SET PROBLEM
Copy the listing below in full and skip every picture.

Figure dataset records:

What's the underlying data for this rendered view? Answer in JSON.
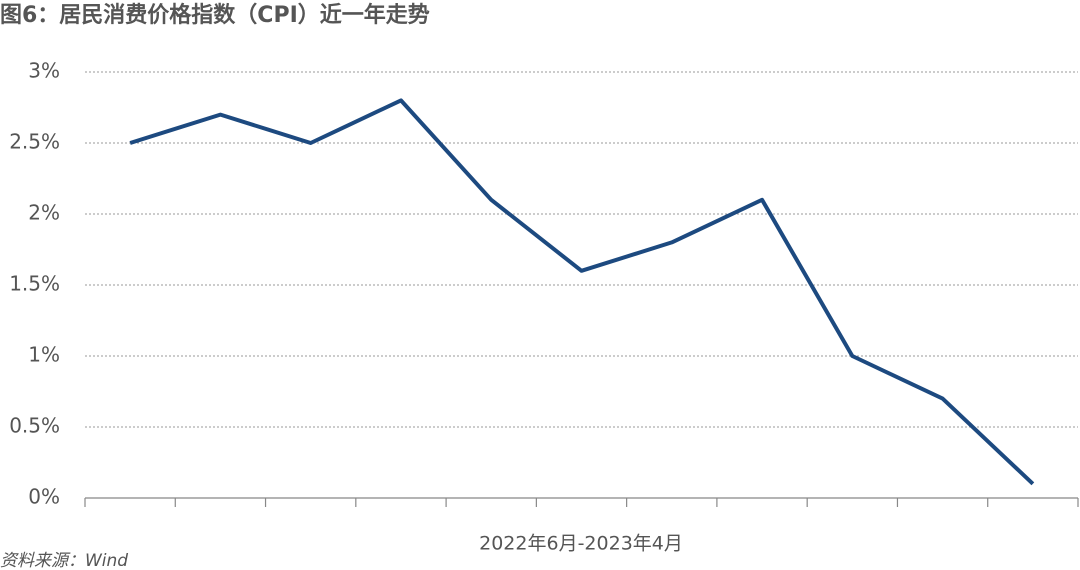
{
  "chart_data": {
    "type": "line",
    "title": "图6：居民消费价格指数（CPI）近一年走势",
    "x_label": "2022年6月-2023年4月",
    "source": "资料来源：Wind",
    "categories": [
      null,
      null,
      null,
      null,
      null,
      null,
      null,
      null,
      null,
      null,
      null
    ],
    "values": [
      2.5,
      2.7,
      2.5,
      2.8,
      2.1,
      1.6,
      1.8,
      2.1,
      1.0,
      0.7,
      0.1
    ],
    "color": "#1d4a80",
    "ylim": [
      0,
      3
    ],
    "yticks": [
      {
        "value": 0,
        "label": "0%"
      },
      {
        "value": 0.5,
        "label": "0.5%"
      },
      {
        "value": 1,
        "label": "1%"
      },
      {
        "value": 1.5,
        "label": "1.5%"
      },
      {
        "value": 2,
        "label": "2%"
      },
      {
        "value": 2.5,
        "label": "2.5%"
      },
      {
        "value": 3,
        "label": "3%"
      }
    ],
    "grid": true
  }
}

FINAL ANSWER
What's the underlying data for this rendered view? Answer in JSON.
{
  "chart_data": {
    "type": "line",
    "title": "图6：居民消费价格指数（CPI）近一年走势",
    "x_label": "2022年6月-2023年4月",
    "source": "资料来源：Wind",
    "categories": [
      null,
      null,
      null,
      null,
      null,
      null,
      null,
      null,
      null,
      null,
      null
    ],
    "values": [
      2.5,
      2.7,
      2.5,
      2.8,
      2.1,
      1.6,
      1.8,
      2.1,
      1.0,
      0.7,
      0.1
    ],
    "color": "#1d4a80",
    "ylim": [
      0,
      3
    ],
    "yticks": [
      {
        "value": 0,
        "label": "0%"
      },
      {
        "value": 0.5,
        "label": "0.5%"
      },
      {
        "value": 1,
        "label": "1%"
      },
      {
        "value": 1.5,
        "label": "1.5%"
      },
      {
        "value": 2,
        "label": "2%"
      },
      {
        "value": 2.5,
        "label": "2.5%"
      },
      {
        "value": 3,
        "label": "3%"
      }
    ],
    "grid": true
  }
}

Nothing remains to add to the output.